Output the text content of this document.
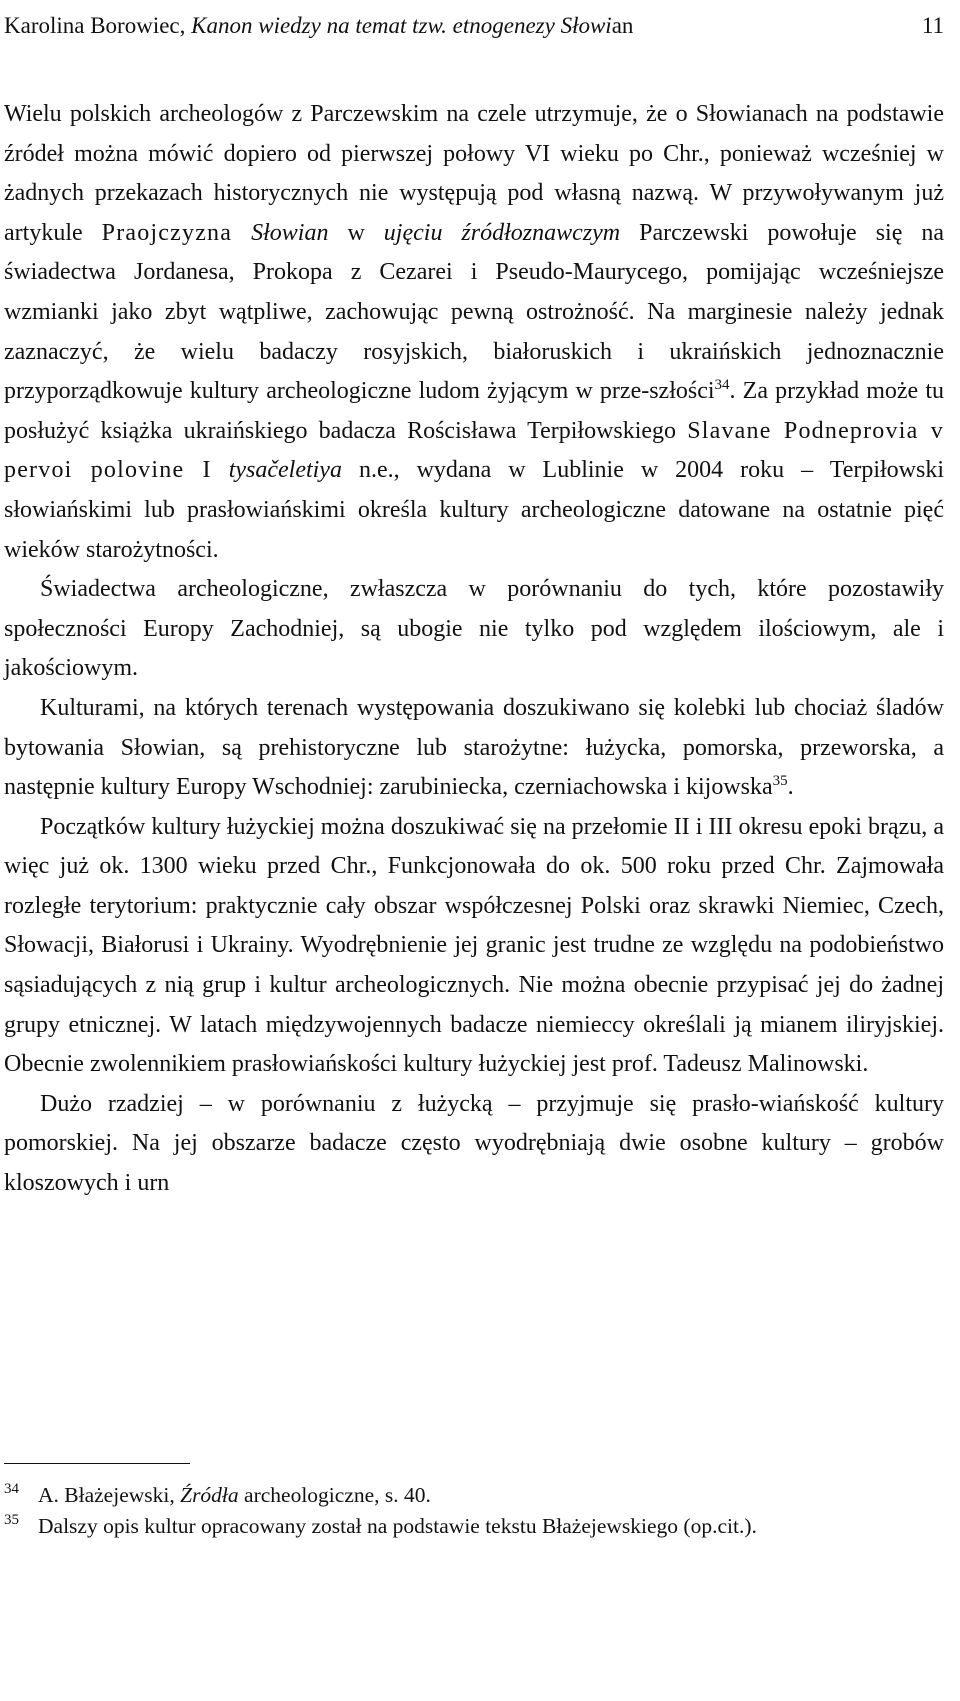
Karolina Borowiec, Kanon wiedzy na temat tzw. etnogenezy Słowian	11

Wielu polskich archeologów z Parczewskim na czele utrzymuje, że o Słowianach na podstawie źródeł można mówić dopiero od pierwszej połowy VI wieku po Chr., ponieważ wcześniej w żadnych przekazach historycznych nie występują pod własną nazwą. W przywoływanym już artykule Praojczyzna Słowian w ujęciu źródłoznawczym Parczewski powołuje się na świadectwa Jordanesa, Prokopa z Cezarei i Pseudo-Maurycego, pomijając wcześniejsze wzmianki jako zbyt wątpliwe, zachowując pewną ostrożność. Na marginesie należy jednak zaznaczyć, że wielu badaczy rosyjskich, białoruskich i ukraińskich jednoznacznie przyporządkowuje kultury archeologiczne ludom żyjącym w prze-szłości$^{34}$. Za przykład może tu posłużyć książka ukraińskiego badacza Rościsława Terpiłowskiego Slavane Podneprovia v pervoi polovine I tysačeletiya n.e., wydana w Lublinie w 2004 roku – Terpiłowski słowiańskimi lub prasłowiańskimi określa kultury archeologiczne datowane na ostatnie pięć wieków starożytności.

Świadectwa archeologiczne, zwłaszcza w porównaniu do tych, które pozostawiły społeczności Europy Zachodniej, są ubogie nie tylko pod względem ilościowym, ale i jakościowym.

Kulturami, na których terenach występowania doszukiwano się kolebki lub chociaż śladów bytowania Słowian, są prehistoryczne lub starożytne: łużycka, pomorska, przeworska, a następnie kultury Europy Wschodniej: zarubiniecka, czerniachowska i kijowska$^{35}$.

Początków kultury łużyckiej można doszukiwać się na przełomie II i III okresu epoki brązu, a więc już ok. 1300 wieku przed Chr., Funkcjonowała do ok. 500 roku przed Chr. Zajmowała rozległe terytorium: praktycznie cały obszar współczesnej Polski oraz skrawki Niemiec, Czech, Słowacji, Białorusi i Ukrainy. Wyodrębnienie jej granic jest trudne ze względu na podobieństwo sąsiadujących z nią grup i kultur archeologicznych. Nie można obecnie przypisać jej do żadnej grupy etnicznej. W latach międzywojennych badacze niemieccy określali ją mianem iliryjskiej. Obecnie zwolennikiem prasłowiańskości kultury łużyckiej jest prof. Tadeusz Malinowski.

Dużo rzadziej – w porównaniu z łużycką – przyjmuje się prasło-wiańskość kultury pomorskiej. Na jej obszarze badacze często wyodrębniają dwie osobne kultury – grobów kloszowych i urn

34 A. Błażejewski, Źródła archeologiczne, s. 40.
35 Dalszy opis kultur opracowany został na podstawie tekstu Błażejewskiego (op.cit.).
###
**Exercise aim:**
Leave the pictures out and print the records above exactly as they stand.

**Task solution:**
Output the text content of this document.
Karolina Borowiec, Kanon wiedzy na temat tzw. etnogenezy Słowian	11

Wielu polskich archeologów z Parczewskim na czele utrzymuje, że o Słowianach na podstawie źródeł można mówić dopiero od pierwszej połowy VI wieku po Chr., ponieważ wcześniej w żadnych przekazach historycznych nie występują pod własną nazwą. W przywoływanym już artykule Praojczyzna Słowian w ujęciu źródłoznawczym Parczewski powołuje się na świadectwa Jordanesa, Prokopa z Cezarei i Pseudo-Maurycego, pomijając wcześniejsze wzmianki jako zbyt wątpliwe, zachowując pewną ostrożność. Na marginesie należy jednak zaznaczyć, że wielu badaczy rosyjskich, białoruskich i ukraińskich jednoznacznie przyporządkowuje kultury archeologiczne ludom żyjącym w prze-szłości$^{34}$. Za przykład może tu posłużyć książka ukraińskiego badacza Rościsława Terpiłowskiego Slavane Podneprovia v pervoi polovine I tysačeletiya n.e., wydana w Lublinie w 2004 roku – Terpiłowski słowiańskimi lub prasłowiańskimi określa kultury archeologiczne datowane na ostatnie pięć wieków starożytności.

Świadectwa archeologiczne, zwłaszcza w porównaniu do tych, które pozostawiły społeczności Europy Zachodniej, są ubogie nie tylko pod względem ilościowym, ale i jakościowym.

Kulturami, na których terenach występowania doszukiwano się kolebki lub chociaż śladów bytowania Słowian, są prehistoryczne lub starożytne: łużycka, pomorska, przeworska, a następnie kultury Europy Wschodniej: zarubiniecka, czerniachowska i kijowska$^{35}$.

Początków kultury łużyckiej można doszukiwać się na przełomie II i III okresu epoki brązu, a więc już ok. 1300 wieku przed Chr., Funkcjonowała do ok. 500 roku przed Chr. Zajmowała rozległe terytorium: praktycznie cały obszar współczesnej Polski oraz skrawki Niemiec, Czech, Słowacji, Białorusi i Ukrainy. Wyodrębnienie jej granic jest trudne ze względu na podobieństwo sąsiadujących z nią grup i kultur archeologicznych. Nie można obecnie przypisać jej do żadnej grupy etnicznej. W latach międzywojennych badacze niemieccy określali ją mianem iliryjskiej. Obecnie zwolennikiem prasłowiańskości kultury łużyckiej jest prof. Tadeusz Malinowski.

Dużo rzadziej – w porównaniu z łużycką – przyjmuje się prasło-wiańskość kultury pomorskiej. Na jej obszarze badacze często wyodrębniają dwie osobne kultury – grobów kloszowych i urn

34 A. Błażejewski, Źródła archeologiczne, s. 40.
35 Dalszy opis kultur opracowany został na podstawie tekstu Błażejewskiego (op.cit.).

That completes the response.